# DATA SUPPLIED:
=====

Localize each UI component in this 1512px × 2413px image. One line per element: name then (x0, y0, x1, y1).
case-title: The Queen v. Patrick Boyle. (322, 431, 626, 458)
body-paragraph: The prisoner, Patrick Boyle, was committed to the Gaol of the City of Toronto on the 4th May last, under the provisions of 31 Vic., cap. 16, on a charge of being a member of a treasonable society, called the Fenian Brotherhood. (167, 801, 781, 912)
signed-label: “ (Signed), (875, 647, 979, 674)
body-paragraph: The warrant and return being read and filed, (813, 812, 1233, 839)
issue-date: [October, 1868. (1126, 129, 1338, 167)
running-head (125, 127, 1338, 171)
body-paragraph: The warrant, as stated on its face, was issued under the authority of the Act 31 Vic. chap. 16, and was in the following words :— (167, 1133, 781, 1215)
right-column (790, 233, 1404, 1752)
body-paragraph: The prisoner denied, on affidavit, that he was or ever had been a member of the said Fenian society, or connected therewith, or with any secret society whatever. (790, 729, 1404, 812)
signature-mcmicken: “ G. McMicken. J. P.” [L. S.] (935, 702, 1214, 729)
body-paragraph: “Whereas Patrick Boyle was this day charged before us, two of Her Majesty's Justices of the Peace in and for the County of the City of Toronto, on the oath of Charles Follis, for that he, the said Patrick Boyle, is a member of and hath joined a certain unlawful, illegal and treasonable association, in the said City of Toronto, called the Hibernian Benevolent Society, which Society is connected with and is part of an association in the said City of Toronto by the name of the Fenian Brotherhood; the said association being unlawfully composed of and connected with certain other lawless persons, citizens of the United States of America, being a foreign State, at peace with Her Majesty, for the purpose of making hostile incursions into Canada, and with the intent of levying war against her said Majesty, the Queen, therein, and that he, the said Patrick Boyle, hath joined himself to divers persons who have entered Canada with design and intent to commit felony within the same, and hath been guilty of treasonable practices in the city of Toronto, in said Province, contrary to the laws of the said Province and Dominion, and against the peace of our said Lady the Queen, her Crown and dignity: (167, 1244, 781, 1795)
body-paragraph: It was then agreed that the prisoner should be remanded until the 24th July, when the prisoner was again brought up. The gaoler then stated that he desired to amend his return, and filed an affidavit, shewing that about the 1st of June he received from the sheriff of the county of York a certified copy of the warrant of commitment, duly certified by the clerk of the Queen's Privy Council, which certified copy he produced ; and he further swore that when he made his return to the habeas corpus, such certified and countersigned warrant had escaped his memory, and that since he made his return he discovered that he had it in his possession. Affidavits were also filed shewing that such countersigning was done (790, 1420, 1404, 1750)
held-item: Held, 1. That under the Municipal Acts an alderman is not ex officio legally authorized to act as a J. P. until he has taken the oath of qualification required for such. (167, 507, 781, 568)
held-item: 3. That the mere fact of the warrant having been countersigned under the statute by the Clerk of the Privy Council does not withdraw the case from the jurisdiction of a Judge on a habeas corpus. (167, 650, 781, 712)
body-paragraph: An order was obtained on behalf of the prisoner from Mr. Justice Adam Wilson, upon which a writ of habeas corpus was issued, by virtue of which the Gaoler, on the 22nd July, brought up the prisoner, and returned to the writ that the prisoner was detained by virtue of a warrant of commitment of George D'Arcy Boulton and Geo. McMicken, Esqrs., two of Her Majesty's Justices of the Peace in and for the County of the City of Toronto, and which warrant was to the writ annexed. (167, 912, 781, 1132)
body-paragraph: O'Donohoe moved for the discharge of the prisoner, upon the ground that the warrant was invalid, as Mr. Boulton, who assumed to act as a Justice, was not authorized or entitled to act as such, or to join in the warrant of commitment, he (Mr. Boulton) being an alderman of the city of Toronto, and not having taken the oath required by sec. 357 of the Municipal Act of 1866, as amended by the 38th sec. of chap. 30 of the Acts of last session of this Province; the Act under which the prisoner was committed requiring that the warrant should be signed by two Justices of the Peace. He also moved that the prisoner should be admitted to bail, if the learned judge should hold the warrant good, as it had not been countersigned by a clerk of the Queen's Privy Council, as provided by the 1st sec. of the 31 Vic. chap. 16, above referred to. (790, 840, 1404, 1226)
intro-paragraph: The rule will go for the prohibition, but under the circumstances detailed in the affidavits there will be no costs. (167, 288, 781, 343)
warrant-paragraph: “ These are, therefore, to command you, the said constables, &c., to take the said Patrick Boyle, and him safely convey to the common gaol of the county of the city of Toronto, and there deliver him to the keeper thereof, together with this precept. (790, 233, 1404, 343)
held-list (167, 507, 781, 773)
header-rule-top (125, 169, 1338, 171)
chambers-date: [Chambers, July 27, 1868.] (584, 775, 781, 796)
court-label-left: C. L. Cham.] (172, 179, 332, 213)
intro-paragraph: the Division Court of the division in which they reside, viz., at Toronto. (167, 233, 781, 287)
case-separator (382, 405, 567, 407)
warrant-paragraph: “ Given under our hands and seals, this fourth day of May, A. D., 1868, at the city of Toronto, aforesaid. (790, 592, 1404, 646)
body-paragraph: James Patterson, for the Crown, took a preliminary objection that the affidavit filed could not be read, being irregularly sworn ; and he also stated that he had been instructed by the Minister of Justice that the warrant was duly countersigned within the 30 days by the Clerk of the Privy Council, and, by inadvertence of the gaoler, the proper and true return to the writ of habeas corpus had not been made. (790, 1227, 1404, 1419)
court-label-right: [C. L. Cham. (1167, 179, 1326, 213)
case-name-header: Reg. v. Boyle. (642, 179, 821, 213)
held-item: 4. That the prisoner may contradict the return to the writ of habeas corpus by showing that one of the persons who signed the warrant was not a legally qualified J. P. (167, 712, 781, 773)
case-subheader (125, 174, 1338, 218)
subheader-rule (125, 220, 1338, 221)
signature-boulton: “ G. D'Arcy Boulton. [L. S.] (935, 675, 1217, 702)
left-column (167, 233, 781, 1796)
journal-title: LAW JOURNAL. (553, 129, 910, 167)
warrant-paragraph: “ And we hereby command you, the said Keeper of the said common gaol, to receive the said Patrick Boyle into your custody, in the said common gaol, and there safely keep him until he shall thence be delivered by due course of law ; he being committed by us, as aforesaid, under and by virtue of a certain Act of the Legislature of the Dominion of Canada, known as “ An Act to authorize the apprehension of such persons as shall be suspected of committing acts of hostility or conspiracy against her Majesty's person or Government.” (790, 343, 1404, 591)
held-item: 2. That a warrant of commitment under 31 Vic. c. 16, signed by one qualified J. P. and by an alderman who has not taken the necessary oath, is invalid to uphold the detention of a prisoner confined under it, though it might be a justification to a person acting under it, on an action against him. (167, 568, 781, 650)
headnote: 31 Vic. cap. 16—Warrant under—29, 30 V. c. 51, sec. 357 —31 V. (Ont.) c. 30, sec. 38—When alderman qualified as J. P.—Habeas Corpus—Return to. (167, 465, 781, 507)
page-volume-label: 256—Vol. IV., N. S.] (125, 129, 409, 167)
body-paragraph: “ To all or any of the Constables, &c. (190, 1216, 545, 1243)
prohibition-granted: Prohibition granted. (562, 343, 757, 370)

=====

# EXERCISE DESCRIPTION:
Rewrite all of the data above as a JSON list of strings, one string per line, leaving out blank lines.

# RESULT:
[
  "Localize each UI component in this 1512px × 2413px image. One line per element: name then (x0, y0, x1, y1).",
  "case-title: The Queen v. Patrick Boyle. (322, 431, 626, 458)",
  "body-paragraph: The prisoner, Patrick Boyle, was committed to the Gaol of the City of Toronto on the 4th May last, under the provisions of 31 Vic., cap. 16, on a charge of being a member of a treasonable society, called the Fenian Brotherhood. (167, 801, 781, 912)",
  "signed-label: “ (Signed), (875, 647, 979, 674)",
  "body-paragraph: The warrant and return being read and filed, (813, 812, 1233, 839)",
  "issue-date: [October, 1868. (1126, 129, 1338, 167)",
  "running-head (125, 127, 1338, 171)",
  "body-paragraph: The warrant, as stated on its face, was issued under the authority of the Act 31 Vic. chap. 16, and was in the following words :— (167, 1133, 781, 1215)",
  "right-column (790, 233, 1404, 1752)",
  "body-paragraph: The prisoner denied, on affidavit, that he was or ever had been a member of the said Fenian society, or connected therewith, or with any secret society whatever. (790, 729, 1404, 812)",
  "signature-mcmicken: “ G. McMicken. J. P.” [L. S.] (935, 702, 1214, 729)",
  "body-paragraph: “Whereas Patrick Boyle was this day charged before us, two of Her Majesty's Justices of the Peace in and for the County of the City of Toronto, on the oath of Charles Follis, for that he, the said Patrick Boyle, is a member of and hath joined a certain unlawful, illegal and treasonable association, in the said City of Toronto, called the Hibernian Benevolent Society, which Society is connected with and is part of an association in the said City of Toronto by the name of the Fenian Brotherhood; the said association being unlawfully composed of and connected with certain other lawless persons, citizens of the United States of America, being a foreign State, at peace with Her Majesty, for the purpose of making hostile incursions into Canada, and with the intent of levying war against her said Majesty, the Queen, therein, and that he, the said Patrick Boyle, hath joined himself to divers persons who have entered Canada with design and intent to commit felony within the same, and hath been guilty of treasonable practices in the city of Toronto, in said Province, contrary to the laws of the said Province and Dominion, and against the peace of our said Lady the Queen, her Crown and dignity: (167, 1244, 781, 1795)",
  "body-paragraph: It was then agreed that the prisoner should be remanded until the 24th July, when the prisoner was again brought up. The gaoler then stated that he desired to amend his return, and filed an affidavit, shewing that about the 1st of June he received from the sheriff of the county of York a certified copy of the warrant of commitment, duly certified by the clerk of the Queen's Privy Council, which certified copy he produced ; and he further swore that when he made his return to the habeas corpus, such certified and countersigned warrant had escaped his memory, and that since he made his return he discovered that he had it in his possession. Affidavits were also filed shewing that such countersigning was done (790, 1420, 1404, 1750)",
  "held-item: Held, 1. That under the Municipal Acts an alderman is not ex officio legally authorized to act as a J. P. until he has taken the oath of qualification required for such. (167, 507, 781, 568)",
  "held-item: 3. That the mere fact of the warrant having been countersigned under the statute by the Clerk of the Privy Council does not withdraw the case from the jurisdiction of a Judge on a habeas corpus. (167, 650, 781, 712)",
  "body-paragraph: An order was obtained on behalf of the prisoner from Mr. Justice Adam Wilson, upon which a writ of habeas corpus was issued, by virtue of which the Gaoler, on the 22nd July, brought up the prisoner, and returned to the writ that the prisoner was detained by virtue of a warrant of commitment of George D'Arcy Boulton and Geo. McMicken, Esqrs., two of Her Majesty's Justices of the Peace in and for the County of the City of Toronto, and which warrant was to the writ annexed. (167, 912, 781, 1132)",
  "body-paragraph: O'Donohoe moved for the discharge of the prisoner, upon the ground that the warrant was invalid, as Mr. Boulton, who assumed to act as a Justice, was not authorized or entitled to act as such, or to join in the warrant of commitment, he (Mr. Boulton) being an alderman of the city of Toronto, and not having taken the oath required by sec. 357 of the Municipal Act of 1866, as amended by the 38th sec. of chap. 30 of the Acts of last session of this Province; the Act under which the prisoner was committed requiring that the warrant should be signed by two Justices of the Peace. He also moved that the prisoner should be admitted to bail, if the learned judge should hold the warrant good, as it had not been countersigned by a clerk of the Queen's Privy Council, as provided by the 1st sec. of the 31 Vic. chap. 16, above referred to. (790, 840, 1404, 1226)",
  "intro-paragraph: The rule will go for the prohibition, but under the circumstances detailed in the affidavits there will be no costs. (167, 288, 781, 343)",
  "warrant-paragraph: “ These are, therefore, to command you, the said constables, &c., to take the said Patrick Boyle, and him safely convey to the common gaol of the county of the city of Toronto, and there deliver him to the keeper thereof, together with this precept. (790, 233, 1404, 343)",
  "held-list (167, 507, 781, 773)",
  "header-rule-top (125, 169, 1338, 171)",
  "chambers-date: [Chambers, July 27, 1868.] (584, 775, 781, 796)",
  "court-label-left: C. L. Cham.] (172, 179, 332, 213)",
  "intro-paragraph: the Division Court of the division in which they reside, viz., at Toronto. (167, 233, 781, 287)",
  "case-separator (382, 405, 567, 407)",
  "warrant-paragraph: “ Given under our hands and seals, this fourth day of May, A. D., 1868, at the city of Toronto, aforesaid. (790, 592, 1404, 646)",
  "body-paragraph: James Patterson, for the Crown, took a preliminary objection that the affidavit filed could not be read, being irregularly sworn ; and he also stated that he had been instructed by the Minister of Justice that the warrant was duly countersigned within the 30 days by the Clerk of the Privy Council, and, by inadvertence of the gaoler, the proper and true return to the writ of habeas corpus had not been made. (790, 1227, 1404, 1419)",
  "court-label-right: [C. L. Cham. (1167, 179, 1326, 213)",
  "case-name-header: Reg. v. Boyle. (642, 179, 821, 213)",
  "held-item: 4. That the prisoner may contradict the return to the writ of habeas corpus by showing that one of the persons who signed the warrant was not a legally qualified J. P. (167, 712, 781, 773)",
  "case-subheader (125, 174, 1338, 218)",
  "subheader-rule (125, 220, 1338, 221)",
  "signature-boulton: “ G. D'Arcy Boulton. [L. S.] (935, 675, 1217, 702)",
  "left-column (167, 233, 781, 1796)",
  "journal-title: LAW JOURNAL. (553, 129, 910, 167)",
  "warrant-paragraph: “ And we hereby command you, the said Keeper of the said common gaol, to receive the said Patrick Boyle into your custody, in the said common gaol, and there safely keep him until he shall thence be delivered by due course of law ; he being committed by us, as aforesaid, under and by virtue of a certain Act of the Legislature of the Dominion of Canada, known as “ An Act to authorize the apprehension of such persons as shall be suspected of committing acts of hostility or conspiracy against her Majesty's person or Government.” (790, 343, 1404, 591)",
  "held-item: 2. That a warrant of commitment under 31 Vic. c. 16, signed by one qualified J. P. and by an alderman who has not taken the necessary oath, is invalid to uphold the detention of a prisoner confined under it, though it might be a justification to a person acting under it, on an action against him. (167, 568, 781, 650)",
  "headnote: 31 Vic. cap. 16—Warrant under—29, 30 V. c. 51, sec. 357 —31 V. (Ont.) c. 30, sec. 38—When alderman qualified as J. P.—Habeas Corpus—Return to. (167, 465, 781, 507)",
  "page-volume-label: 256—Vol. IV., N. S.] (125, 129, 409, 167)",
  "body-paragraph: “ To all or any of the Constables, &c. (190, 1216, 545, 1243)",
  "prohibition-granted: Prohibition granted. (562, 343, 757, 370)"
]